> [TASK] Could every line of the data be printed exactly as it reads?

## BEGIN

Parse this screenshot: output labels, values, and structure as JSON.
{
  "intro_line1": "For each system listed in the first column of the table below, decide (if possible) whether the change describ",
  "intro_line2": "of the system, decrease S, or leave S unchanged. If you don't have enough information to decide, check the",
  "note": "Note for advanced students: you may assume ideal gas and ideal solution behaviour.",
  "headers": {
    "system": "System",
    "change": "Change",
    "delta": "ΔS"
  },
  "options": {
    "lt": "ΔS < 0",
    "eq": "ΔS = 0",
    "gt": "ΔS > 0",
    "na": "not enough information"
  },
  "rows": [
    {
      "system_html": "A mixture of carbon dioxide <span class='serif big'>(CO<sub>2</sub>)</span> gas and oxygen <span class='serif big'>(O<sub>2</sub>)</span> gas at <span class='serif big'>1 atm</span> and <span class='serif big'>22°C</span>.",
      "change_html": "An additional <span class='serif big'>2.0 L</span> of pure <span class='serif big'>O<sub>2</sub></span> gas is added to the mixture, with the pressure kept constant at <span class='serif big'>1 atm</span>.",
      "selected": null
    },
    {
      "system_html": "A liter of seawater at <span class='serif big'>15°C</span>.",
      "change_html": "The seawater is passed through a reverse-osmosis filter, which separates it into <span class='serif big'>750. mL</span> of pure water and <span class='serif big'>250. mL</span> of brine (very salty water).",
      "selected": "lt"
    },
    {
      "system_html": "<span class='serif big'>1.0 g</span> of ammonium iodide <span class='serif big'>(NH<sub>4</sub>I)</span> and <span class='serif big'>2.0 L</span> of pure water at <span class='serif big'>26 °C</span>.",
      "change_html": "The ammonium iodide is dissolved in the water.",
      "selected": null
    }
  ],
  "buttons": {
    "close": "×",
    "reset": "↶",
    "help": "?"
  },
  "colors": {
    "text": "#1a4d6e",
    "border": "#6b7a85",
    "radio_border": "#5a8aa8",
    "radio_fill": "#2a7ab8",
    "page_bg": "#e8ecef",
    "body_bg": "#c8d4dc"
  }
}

## END

> [PROBLEM SOLUTION]
Parse this screenshot: output labels, values, and structure as JSON.
{
  "intro_line1": "For each system listed in the first column of the table below, decide (if possible) whether the change describ",
  "intro_line2": "of the system, decrease S, or leave S unchanged. If you don't have enough information to decide, check the",
  "note": "Note for advanced students: you may assume ideal gas and ideal solution behaviour.",
  "headers": {
    "system": "System",
    "change": "Change",
    "delta": "ΔS"
  },
  "options": {
    "lt": "ΔS < 0",
    "eq": "ΔS = 0",
    "gt": "ΔS > 0",
    "na": "not enough information"
  },
  "rows": [
    {
      "system_html": "A mixture of carbon dioxide <span class='serif big'>(CO<sub>2</sub>)</span> gas and oxygen <span class='serif big'>(O<sub>2</sub>)</span> gas at <span class='serif big'>1 atm</span> and <span class='serif big'>22°C</span>.",
      "change_html": "An additional <span class='serif big'>2.0 L</span> of pure <span class='serif big'>O<sub>2</sub></span> gas is added to the mixture, with the pressure kept constant at <span class='serif big'>1 atm</span>.",
      "selected": null
    },
    {
      "system_html": "A liter of seawater at <span class='serif big'>15°C</span>.",
      "change_html": "The seawater is passed through a reverse-osmosis filter, which separates it into <span class='serif big'>750. mL</span> of pure water and <span class='serif big'>250. mL</span> of brine (very salty water).",
      "selected": "lt"
    },
    {
      "system_html": "<span class='serif big'>1.0 g</span> of ammonium iodide <span class='serif big'>(NH<sub>4</sub>I)</span> and <span class='serif big'>2.0 L</span> of pure water at <span class='serif big'>26 °C</span>.",
      "change_html": "The ammonium iodide is dissolved in the water.",
      "selected": null
    }
  ],
  "buttons": {
    "close": "×",
    "reset": "↶",
    "help": "?"
  },
  "colors": {
    "text": "#1a4d6e",
    "border": "#6b7a85",
    "radio_border": "#5a8aa8",
    "radio_fill": "#2a7ab8",
    "page_bg": "#e8ecef",
    "body_bg": "#c8d4dc"
  }
}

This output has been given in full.